- _Problem statement_
In the material below, find each line holding the string "time" and copy it.

--- start ---

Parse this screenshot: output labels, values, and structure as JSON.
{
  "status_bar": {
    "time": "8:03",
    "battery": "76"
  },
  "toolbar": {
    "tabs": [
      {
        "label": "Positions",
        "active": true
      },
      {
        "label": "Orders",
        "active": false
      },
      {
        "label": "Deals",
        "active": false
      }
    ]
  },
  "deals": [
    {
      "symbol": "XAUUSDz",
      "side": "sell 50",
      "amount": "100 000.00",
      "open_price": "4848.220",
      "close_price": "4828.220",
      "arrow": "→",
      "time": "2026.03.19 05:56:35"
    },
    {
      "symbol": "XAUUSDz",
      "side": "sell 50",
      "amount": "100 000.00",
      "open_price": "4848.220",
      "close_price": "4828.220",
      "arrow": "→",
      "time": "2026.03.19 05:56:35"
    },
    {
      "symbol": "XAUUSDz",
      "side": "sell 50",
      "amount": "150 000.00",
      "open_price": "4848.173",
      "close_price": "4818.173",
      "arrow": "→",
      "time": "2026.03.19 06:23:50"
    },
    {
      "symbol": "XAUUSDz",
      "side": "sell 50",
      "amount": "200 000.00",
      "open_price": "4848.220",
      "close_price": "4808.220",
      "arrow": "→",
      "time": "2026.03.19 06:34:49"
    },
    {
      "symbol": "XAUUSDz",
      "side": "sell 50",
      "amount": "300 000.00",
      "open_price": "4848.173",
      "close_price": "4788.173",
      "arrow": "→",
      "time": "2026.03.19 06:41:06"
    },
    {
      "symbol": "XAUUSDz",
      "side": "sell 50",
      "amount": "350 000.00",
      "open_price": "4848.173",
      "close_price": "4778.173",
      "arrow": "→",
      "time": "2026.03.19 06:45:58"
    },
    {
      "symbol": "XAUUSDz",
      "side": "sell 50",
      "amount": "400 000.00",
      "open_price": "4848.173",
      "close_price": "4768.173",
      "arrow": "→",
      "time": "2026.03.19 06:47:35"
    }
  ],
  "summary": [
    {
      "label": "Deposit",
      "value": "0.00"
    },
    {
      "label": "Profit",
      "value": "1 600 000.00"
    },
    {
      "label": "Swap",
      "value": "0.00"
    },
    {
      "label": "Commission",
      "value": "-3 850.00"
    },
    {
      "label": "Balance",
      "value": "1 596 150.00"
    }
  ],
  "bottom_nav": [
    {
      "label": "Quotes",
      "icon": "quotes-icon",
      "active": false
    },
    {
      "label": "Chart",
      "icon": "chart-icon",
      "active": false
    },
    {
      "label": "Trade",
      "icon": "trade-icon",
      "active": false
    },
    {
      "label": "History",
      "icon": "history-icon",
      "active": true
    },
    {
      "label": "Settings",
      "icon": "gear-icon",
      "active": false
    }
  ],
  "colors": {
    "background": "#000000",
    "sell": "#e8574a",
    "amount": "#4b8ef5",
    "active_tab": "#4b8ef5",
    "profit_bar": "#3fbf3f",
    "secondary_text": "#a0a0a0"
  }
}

--- end ---

- _Reply_
    "time": "8:03",
      "time": "2026.03.19 05:56:35"
      "time": "2026.03.19 05:56:35"
      "time": "2026.03.19 06:23:50"
      "time": "2026.03.19 06:34:49"
      "time": "2026.03.19 06:41:06"
      "time": "2026.03.19 06:45:58"
      "time": "2026.03.19 06:47:35"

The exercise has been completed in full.